■ **Problem to work on**
Only lines with the word "nptr" are needed; collect each of them from the listing below.

(Records from a collection)
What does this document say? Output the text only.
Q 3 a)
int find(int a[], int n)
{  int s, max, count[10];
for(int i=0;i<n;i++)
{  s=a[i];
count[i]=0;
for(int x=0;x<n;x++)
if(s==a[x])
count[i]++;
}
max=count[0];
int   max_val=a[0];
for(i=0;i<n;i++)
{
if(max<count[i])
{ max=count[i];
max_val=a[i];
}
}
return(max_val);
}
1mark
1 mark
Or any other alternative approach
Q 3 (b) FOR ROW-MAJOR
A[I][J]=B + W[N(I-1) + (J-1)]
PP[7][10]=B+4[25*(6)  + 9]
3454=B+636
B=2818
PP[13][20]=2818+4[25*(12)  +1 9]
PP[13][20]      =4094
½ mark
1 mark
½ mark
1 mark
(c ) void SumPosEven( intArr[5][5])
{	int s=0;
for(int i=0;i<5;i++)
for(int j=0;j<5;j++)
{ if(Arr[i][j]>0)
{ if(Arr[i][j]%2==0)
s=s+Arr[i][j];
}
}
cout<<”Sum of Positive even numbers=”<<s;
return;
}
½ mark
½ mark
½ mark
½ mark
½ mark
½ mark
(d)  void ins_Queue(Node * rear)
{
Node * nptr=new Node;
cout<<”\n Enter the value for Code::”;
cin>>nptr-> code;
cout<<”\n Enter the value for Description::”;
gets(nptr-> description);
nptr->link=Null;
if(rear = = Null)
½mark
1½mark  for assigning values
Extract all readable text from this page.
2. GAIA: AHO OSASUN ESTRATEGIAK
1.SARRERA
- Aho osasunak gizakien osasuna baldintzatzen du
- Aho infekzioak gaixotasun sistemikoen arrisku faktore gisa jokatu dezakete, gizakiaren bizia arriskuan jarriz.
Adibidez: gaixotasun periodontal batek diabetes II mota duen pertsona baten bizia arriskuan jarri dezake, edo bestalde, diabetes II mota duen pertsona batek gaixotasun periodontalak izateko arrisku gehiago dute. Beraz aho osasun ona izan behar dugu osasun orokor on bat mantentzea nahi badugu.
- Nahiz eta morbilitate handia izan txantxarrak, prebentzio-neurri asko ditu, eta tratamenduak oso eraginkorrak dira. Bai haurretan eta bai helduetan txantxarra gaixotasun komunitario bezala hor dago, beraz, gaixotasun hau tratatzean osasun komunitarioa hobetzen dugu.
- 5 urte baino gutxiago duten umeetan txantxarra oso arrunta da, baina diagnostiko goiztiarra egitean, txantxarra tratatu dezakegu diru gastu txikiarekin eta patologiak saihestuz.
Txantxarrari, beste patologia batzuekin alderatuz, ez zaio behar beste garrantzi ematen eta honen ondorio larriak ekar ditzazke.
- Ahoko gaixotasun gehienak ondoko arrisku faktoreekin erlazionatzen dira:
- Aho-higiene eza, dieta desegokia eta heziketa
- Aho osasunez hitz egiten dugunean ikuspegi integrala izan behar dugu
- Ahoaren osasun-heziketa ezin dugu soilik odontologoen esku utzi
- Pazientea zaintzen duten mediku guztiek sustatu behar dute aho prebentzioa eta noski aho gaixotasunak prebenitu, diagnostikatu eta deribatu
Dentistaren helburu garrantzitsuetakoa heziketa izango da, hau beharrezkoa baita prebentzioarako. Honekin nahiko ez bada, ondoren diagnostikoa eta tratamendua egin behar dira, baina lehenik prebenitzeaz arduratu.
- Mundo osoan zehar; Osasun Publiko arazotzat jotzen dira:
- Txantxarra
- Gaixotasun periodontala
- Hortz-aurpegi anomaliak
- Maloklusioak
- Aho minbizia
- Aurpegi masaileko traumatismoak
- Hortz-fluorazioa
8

■ **Written solution**
Node * nptr=new Node;
cin>>nptr-> code;
gets(nptr-> description);
nptr->link=Null;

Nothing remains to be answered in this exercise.